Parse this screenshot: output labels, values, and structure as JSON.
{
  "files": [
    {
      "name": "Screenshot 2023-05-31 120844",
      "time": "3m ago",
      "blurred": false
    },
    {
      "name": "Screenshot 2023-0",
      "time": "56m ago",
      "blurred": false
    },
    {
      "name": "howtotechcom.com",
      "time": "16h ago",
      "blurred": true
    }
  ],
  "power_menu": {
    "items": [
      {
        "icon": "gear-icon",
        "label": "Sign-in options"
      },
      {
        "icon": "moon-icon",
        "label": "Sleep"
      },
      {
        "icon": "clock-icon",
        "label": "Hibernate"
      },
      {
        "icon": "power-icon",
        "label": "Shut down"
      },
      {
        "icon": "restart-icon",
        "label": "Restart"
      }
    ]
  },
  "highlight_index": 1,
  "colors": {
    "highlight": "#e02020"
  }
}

==================================================

SET PROBLEM: Copy the material above, line for line.

RESULT OF THE TASK:
Parse this screenshot: output labels, values, and structure as JSON.
{
  "files": [
    {
      "name": "Screenshot 2023-05-31 120844",
      "time": "3m ago",
      "blurred": false
    },
    {
      "name": "Screenshot 2023-0",
      "time": "56m ago",
      "blurred": false
    },
    {
      "name": "howtotechcom.com",
      "time": "16h ago",
      "blurred": true
    }
  ],
  "power_menu": {
    "items": [
      {
        "icon": "gear-icon",
        "label": "Sign-in options"
      },
      {
        "icon": "moon-icon",
        "label": "Sleep"
      },
      {
        "icon": "clock-icon",
        "label": "Hibernate"
      },
      {
        "icon": "power-icon",
        "label": "Shut down"
      },
      {
        "icon": "restart-icon",
        "label": "Restart"
      }
    ]
  },
  "highlight_index": 1,
  "colors": {
    "highlight": "#e02020"
  }
}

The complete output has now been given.